### GIVEN EXERCISE
Exactly repeat the material, dropping every picture from the copy.

** begin DATASET ENTRIES **

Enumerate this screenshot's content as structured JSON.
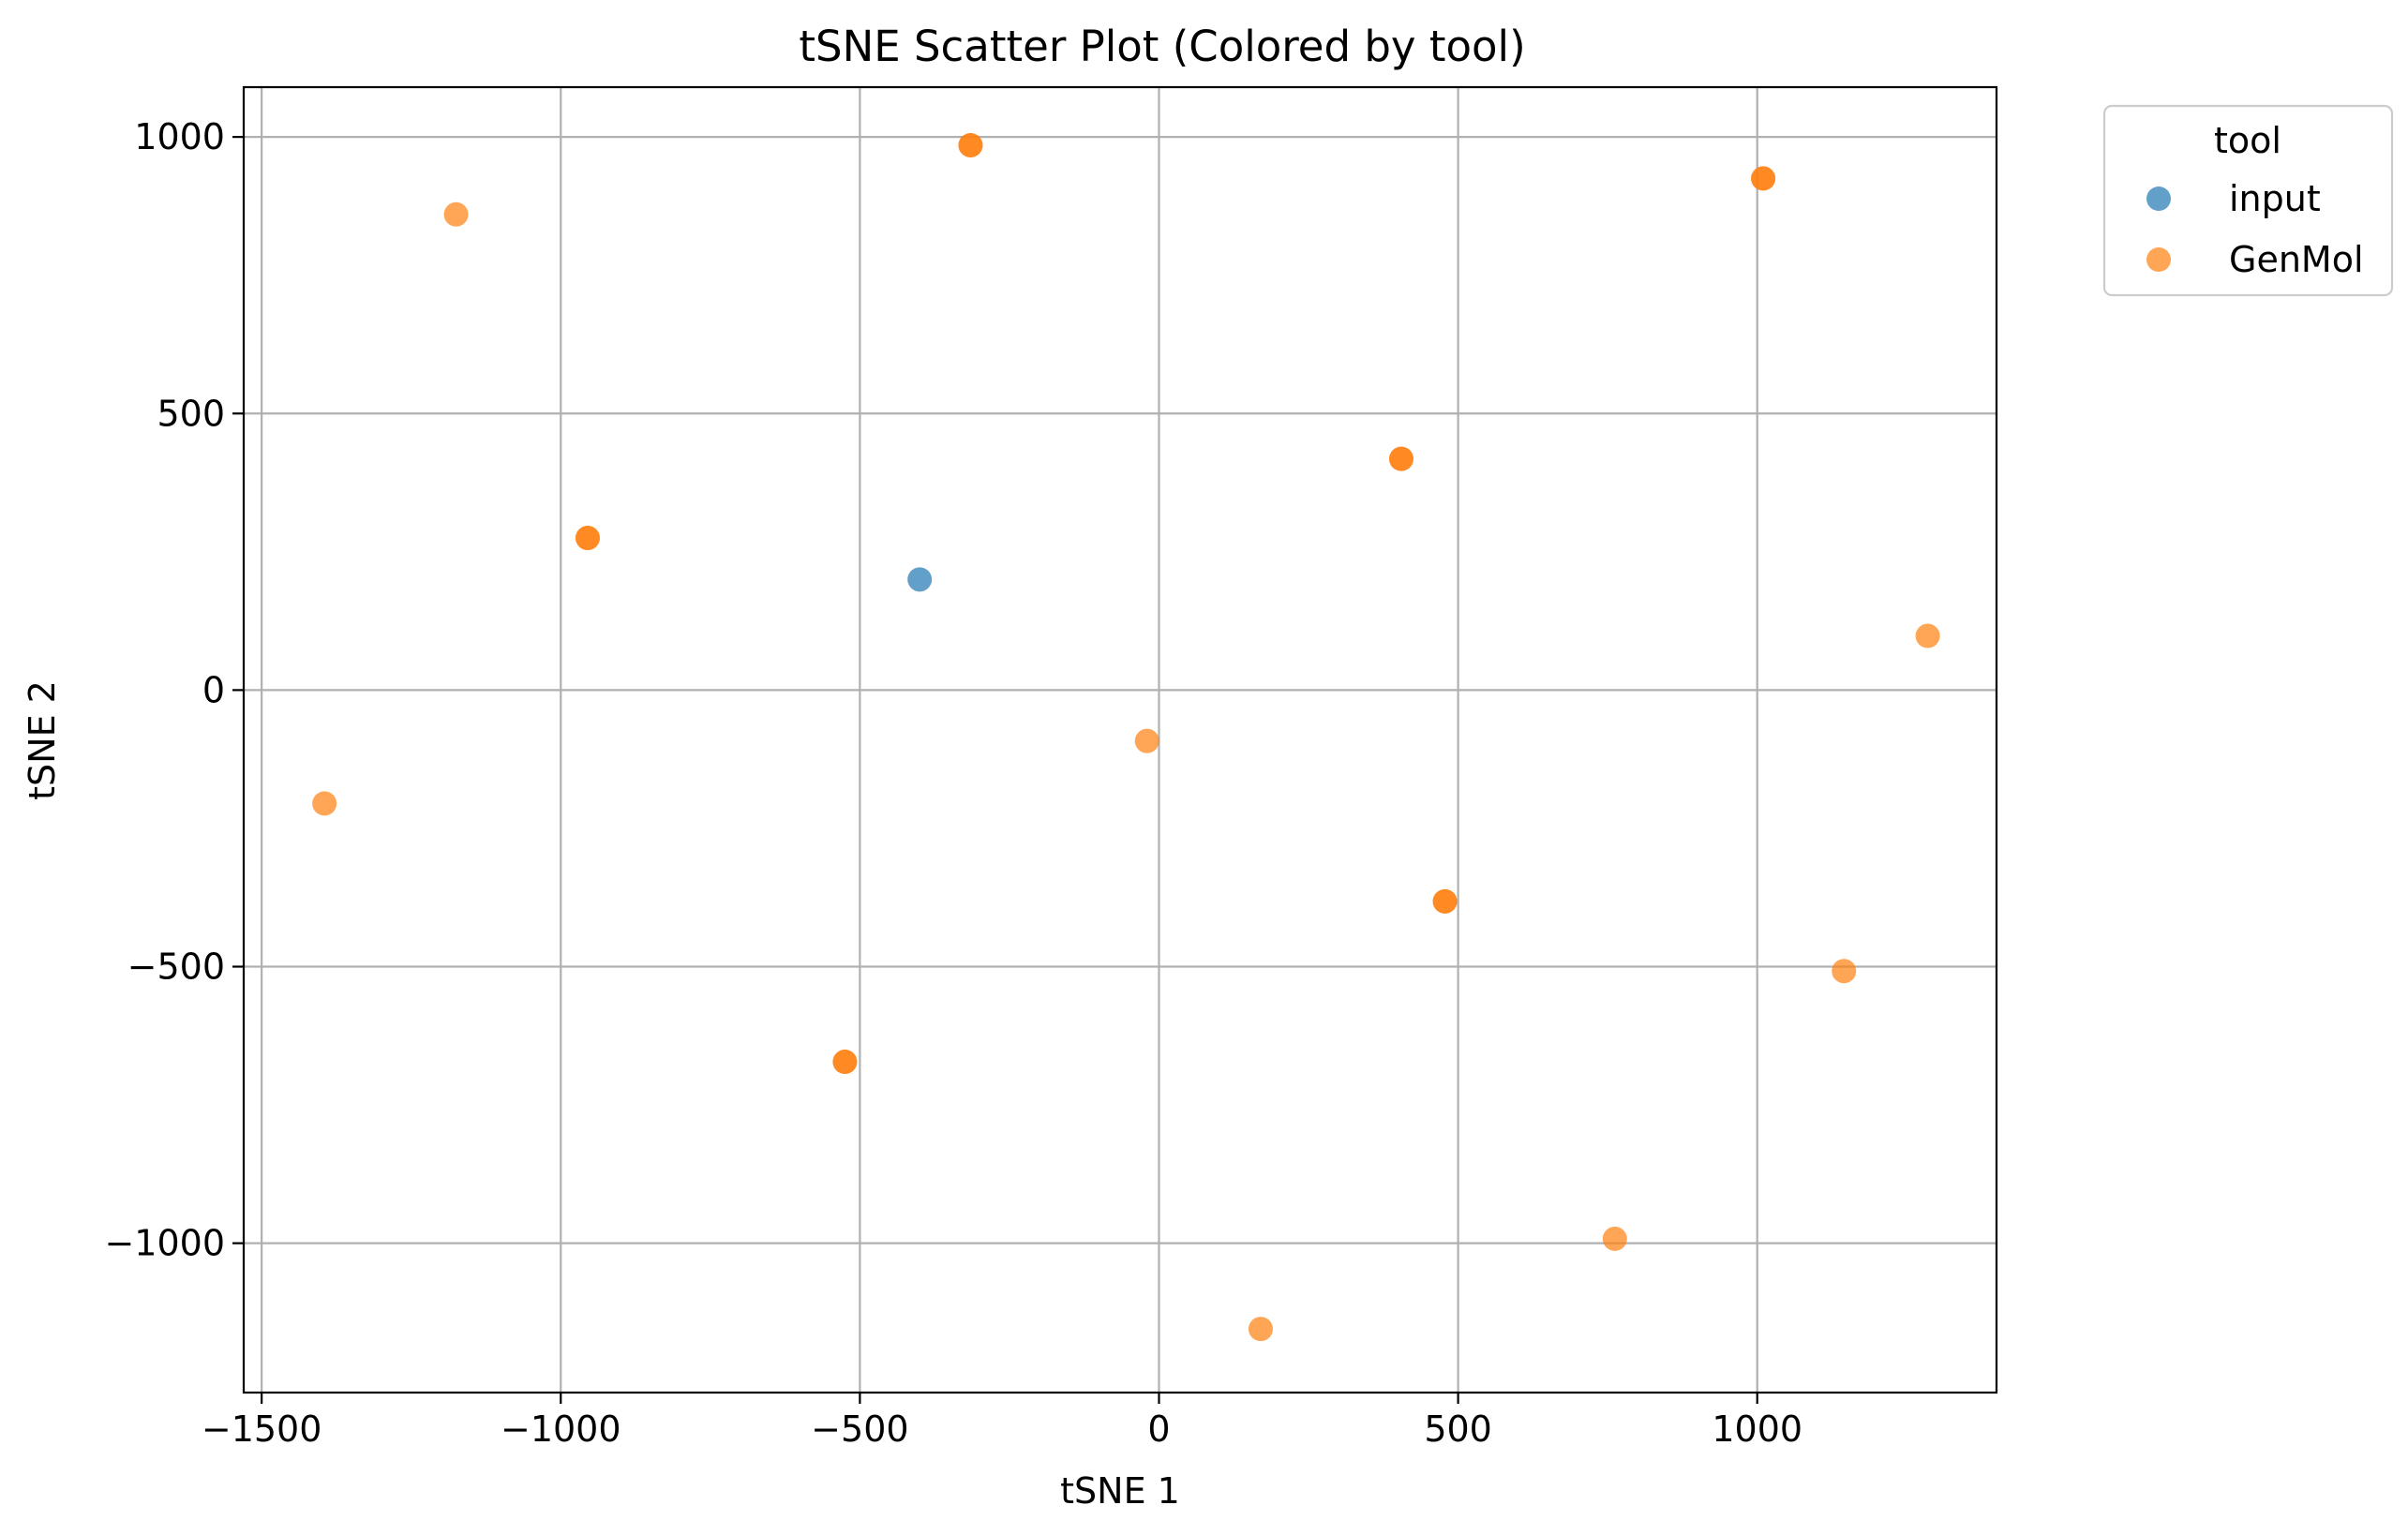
{
  "chart_data": {
    "type": "scatter",
    "title": "tSNE Scatter Plot (Colored by tool)",
    "xlabel": "tSNE 1",
    "ylabel": "tSNE 2",
    "xlim": [
      -1530,
      1400
    ],
    "ylim": [
      -1270,
      1090
    ],
    "xticks": [
      -1500,
      -1000,
      -500,
      0,
      500,
      1000
    ],
    "yticks": [
      -1000,
      -500,
      0,
      500,
      1000
    ],
    "grid": true,
    "legend": {
      "title": "tool",
      "placement": "outside-top-right"
    },
    "series": [
      {
        "name": "input",
        "color": "#1f77b4",
        "opacity": 0.7,
        "points": [
          {
            "x": -400,
            "y": 200
          }
        ]
      },
      {
        "name": "GenMol",
        "color": "#ff7f0e",
        "opacity": 0.7,
        "points": [
          {
            "x": -1175,
            "y": 860
          },
          {
            "x": -315,
            "y": 985
          },
          {
            "x": -315,
            "y": 985
          },
          {
            "x": 1010,
            "y": 925
          },
          {
            "x": 1010,
            "y": 925
          },
          {
            "x": 405,
            "y": 418
          },
          {
            "x": 405,
            "y": 418
          },
          {
            "x": -955,
            "y": 275
          },
          {
            "x": -955,
            "y": 275
          },
          {
            "x": 1285,
            "y": 98
          },
          {
            "x": -20,
            "y": -92
          },
          {
            "x": -1395,
            "y": -205
          },
          {
            "x": 478,
            "y": -382
          },
          {
            "x": 478,
            "y": -382
          },
          {
            "x": 1145,
            "y": -508
          },
          {
            "x": -525,
            "y": -672
          },
          {
            "x": -525,
            "y": -672
          },
          {
            "x": 762,
            "y": -992
          },
          {
            "x": 170,
            "y": -1155
          }
        ]
      }
    ]
  }
}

** end DATASET ENTRIES **

### SOLUTION TO THIS EXERCISE
Enumerate this screenshot's content as structured JSON.
{
  "chart_data": {
    "type": "scatter",
    "title": "tSNE Scatter Plot (Colored by tool)",
    "xlabel": "tSNE 1",
    "ylabel": "tSNE 2",
    "xlim": [
      -1530,
      1400
    ],
    "ylim": [
      -1270,
      1090
    ],
    "xticks": [
      -1500,
      -1000,
      -500,
      0,
      500,
      1000
    ],
    "yticks": [
      -1000,
      -500,
      0,
      500,
      1000
    ],
    "grid": true,
    "legend": {
      "title": "tool",
      "placement": "outside-top-right"
    },
    "series": [
      {
        "name": "input",
        "color": "#1f77b4",
        "opacity": 0.7,
        "points": [
          {
            "x": -400,
            "y": 200
          }
        ]
      },
      {
        "name": "GenMol",
        "color": "#ff7f0e",
        "opacity": 0.7,
        "points": [
          {
            "x": -1175,
            "y": 860
          },
          {
            "x": -315,
            "y": 985
          },
          {
            "x": -315,
            "y": 985
          },
          {
            "x": 1010,
            "y": 925
          },
          {
            "x": 1010,
            "y": 925
          },
          {
            "x": 405,
            "y": 418
          },
          {
            "x": 405,
            "y": 418
          },
          {
            "x": -955,
            "y": 275
          },
          {
            "x": -955,
            "y": 275
          },
          {
            "x": 1285,
            "y": 98
          },
          {
            "x": -20,
            "y": -92
          },
          {
            "x": -1395,
            "y": -205
          },
          {
            "x": 478,
            "y": -382
          },
          {
            "x": 478,
            "y": -382
          },
          {
            "x": 1145,
            "y": -508
          },
          {
            "x": -525,
            "y": -672
          },
          {
            "x": -525,
            "y": -672
          },
          {
            "x": 762,
            "y": -992
          },
          {
            "x": 170,
            "y": -1155
          }
        ]
      }
    ]
  }
}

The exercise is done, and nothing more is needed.